**Task statement**. Please repeat all of the listing exactly.

**Exercise materials**.
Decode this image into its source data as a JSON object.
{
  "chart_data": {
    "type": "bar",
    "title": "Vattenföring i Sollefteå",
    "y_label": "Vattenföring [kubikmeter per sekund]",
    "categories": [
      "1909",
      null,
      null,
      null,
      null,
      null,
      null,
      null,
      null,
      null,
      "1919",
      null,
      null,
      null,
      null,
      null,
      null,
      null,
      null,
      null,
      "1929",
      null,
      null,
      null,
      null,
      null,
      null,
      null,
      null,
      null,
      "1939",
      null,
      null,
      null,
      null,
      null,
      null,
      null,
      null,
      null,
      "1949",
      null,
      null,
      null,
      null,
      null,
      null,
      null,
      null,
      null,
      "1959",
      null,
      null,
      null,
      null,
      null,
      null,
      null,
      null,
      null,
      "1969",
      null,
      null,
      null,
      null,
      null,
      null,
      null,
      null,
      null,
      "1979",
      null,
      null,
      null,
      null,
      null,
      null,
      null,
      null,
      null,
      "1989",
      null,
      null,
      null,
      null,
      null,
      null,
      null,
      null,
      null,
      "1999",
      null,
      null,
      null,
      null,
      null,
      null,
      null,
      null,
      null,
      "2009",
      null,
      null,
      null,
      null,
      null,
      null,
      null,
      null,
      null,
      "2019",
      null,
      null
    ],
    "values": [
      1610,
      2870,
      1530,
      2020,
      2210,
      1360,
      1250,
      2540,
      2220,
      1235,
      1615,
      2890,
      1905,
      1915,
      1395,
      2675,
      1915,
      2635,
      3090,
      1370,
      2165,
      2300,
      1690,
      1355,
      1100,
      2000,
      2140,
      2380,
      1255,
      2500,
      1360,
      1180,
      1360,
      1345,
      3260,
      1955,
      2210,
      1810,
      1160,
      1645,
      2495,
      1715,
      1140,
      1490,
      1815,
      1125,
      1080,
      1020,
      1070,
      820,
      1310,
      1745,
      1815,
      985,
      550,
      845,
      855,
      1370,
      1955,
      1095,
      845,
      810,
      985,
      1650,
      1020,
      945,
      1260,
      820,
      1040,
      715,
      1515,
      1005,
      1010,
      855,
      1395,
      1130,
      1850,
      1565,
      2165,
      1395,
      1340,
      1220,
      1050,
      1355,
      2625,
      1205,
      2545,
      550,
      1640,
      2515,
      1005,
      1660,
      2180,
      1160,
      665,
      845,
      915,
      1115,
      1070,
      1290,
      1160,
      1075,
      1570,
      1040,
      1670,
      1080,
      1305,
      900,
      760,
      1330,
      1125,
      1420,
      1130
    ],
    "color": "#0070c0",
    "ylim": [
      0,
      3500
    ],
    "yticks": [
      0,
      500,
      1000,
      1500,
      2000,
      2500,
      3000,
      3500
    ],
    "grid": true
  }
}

**Completed task**.
Decode this image into its source data as a JSON object.
{
  "chart_data": {
    "type": "bar",
    "title": "Vattenföring i Sollefteå",
    "y_label": "Vattenföring [kubikmeter per sekund]",
    "categories": [
      "1909",
      null,
      null,
      null,
      null,
      null,
      null,
      null,
      null,
      null,
      "1919",
      null,
      null,
      null,
      null,
      null,
      null,
      null,
      null,
      null,
      "1929",
      null,
      null,
      null,
      null,
      null,
      null,
      null,
      null,
      null,
      "1939",
      null,
      null,
      null,
      null,
      null,
      null,
      null,
      null,
      null,
      "1949",
      null,
      null,
      null,
      null,
      null,
      null,
      null,
      null,
      null,
      "1959",
      null,
      null,
      null,
      null,
      null,
      null,
      null,
      null,
      null,
      "1969",
      null,
      null,
      null,
      null,
      null,
      null,
      null,
      null,
      null,
      "1979",
      null,
      null,
      null,
      null,
      null,
      null,
      null,
      null,
      null,
      "1989",
      null,
      null,
      null,
      null,
      null,
      null,
      null,
      null,
      null,
      "1999",
      null,
      null,
      null,
      null,
      null,
      null,
      null,
      null,
      null,
      "2009",
      null,
      null,
      null,
      null,
      null,
      null,
      null,
      null,
      null,
      "2019",
      null,
      null
    ],
    "values": [
      1610,
      2870,
      1530,
      2020,
      2210,
      1360,
      1250,
      2540,
      2220,
      1235,
      1615,
      2890,
      1905,
      1915,
      1395,
      2675,
      1915,
      2635,
      3090,
      1370,
      2165,
      2300,
      1690,
      1355,
      1100,
      2000,
      2140,
      2380,
      1255,
      2500,
      1360,
      1180,
      1360,
      1345,
      3260,
      1955,
      2210,
      1810,
      1160,
      1645,
      2495,
      1715,
      1140,
      1490,
      1815,
      1125,
      1080,
      1020,
      1070,
      820,
      1310,
      1745,
      1815,
      985,
      550,
      845,
      855,
      1370,
      1955,
      1095,
      845,
      810,
      985,
      1650,
      1020,
      945,
      1260,
      820,
      1040,
      715,
      1515,
      1005,
      1010,
      855,
      1395,
      1130,
      1850,
      1565,
      2165,
      1395,
      1340,
      1220,
      1050,
      1355,
      2625,
      1205,
      2545,
      550,
      1640,
      2515,
      1005,
      1660,
      2180,
      1160,
      665,
      845,
      915,
      1115,
      1070,
      1290,
      1160,
      1075,
      1570,
      1040,
      1670,
      1080,
      1305,
      900,
      760,
      1330,
      1125,
      1420,
      1130
    ],
    "color": "#0070c0",
    "ylim": [
      0,
      3500
    ],
    "yticks": [
      0,
      500,
      1000,
      1500,
      2000,
      2500,
      3000,
      3500
    ],
    "grid": true
  }
}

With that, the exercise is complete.